▶ Exercise
Your task is to copy every line of the records below that contains "name".
%%
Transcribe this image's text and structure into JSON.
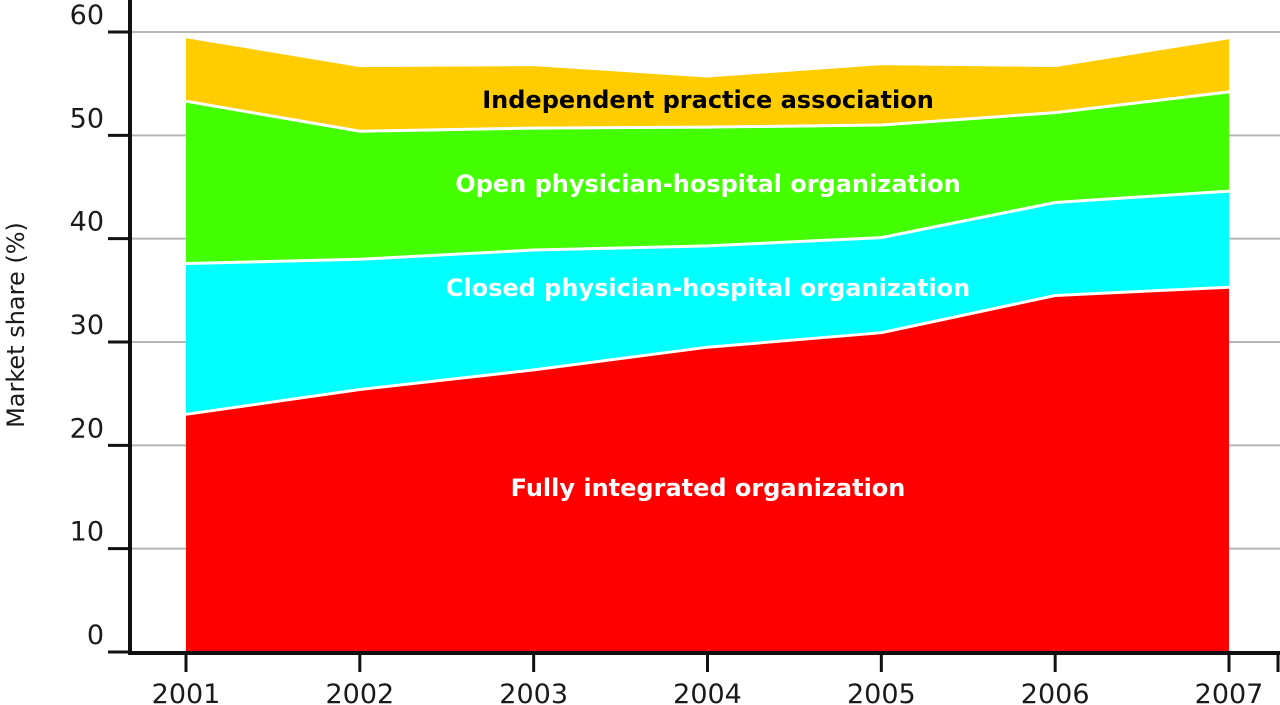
{
  "chart_data": {
    "type": "area",
    "stacked": true,
    "title": "",
    "xlabel": "",
    "ylabel": "Market share (%)",
    "ylim": [
      0,
      60
    ],
    "yticks": [
      0,
      10,
      20,
      30,
      40,
      50,
      60
    ],
    "x": [
      "2001",
      "2002",
      "2003",
      "2004",
      "2005",
      "2006",
      "2007"
    ],
    "grid": true,
    "legend": "none (series labeled inside areas)",
    "series": [
      {
        "name": "Fully integrated organization",
        "color": "#ff0000",
        "label_color": "#ffffff",
        "values": [
          23.0,
          25.4,
          27.3,
          29.5,
          30.9,
          34.5,
          35.3
        ]
      },
      {
        "name": "Closed physician-hospital organization",
        "color": "#00ffff",
        "label_color": "#ffffff",
        "values": [
          14.6,
          12.6,
          11.6,
          9.8,
          9.2,
          9.0,
          9.3
        ]
      },
      {
        "name": "Open physician-hospital organization",
        "color": "#44ff00",
        "label_color": "#ffffff",
        "values": [
          15.7,
          12.4,
          11.8,
          11.5,
          10.9,
          8.7,
          9.6
        ]
      },
      {
        "name": "Independent practice association",
        "color": "#ffcc00",
        "label_color": "#000000",
        "values": [
          6.1,
          6.2,
          6.0,
          4.8,
          5.8,
          4.4,
          5.1
        ]
      }
    ]
  }
}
%%
▶ Reply to the exercise
        "name": "Fully integrated organization",
        "name": "Closed physician-hospital organization",
        "name": "Open physician-hospital organization",
        "name": "Independent practice association",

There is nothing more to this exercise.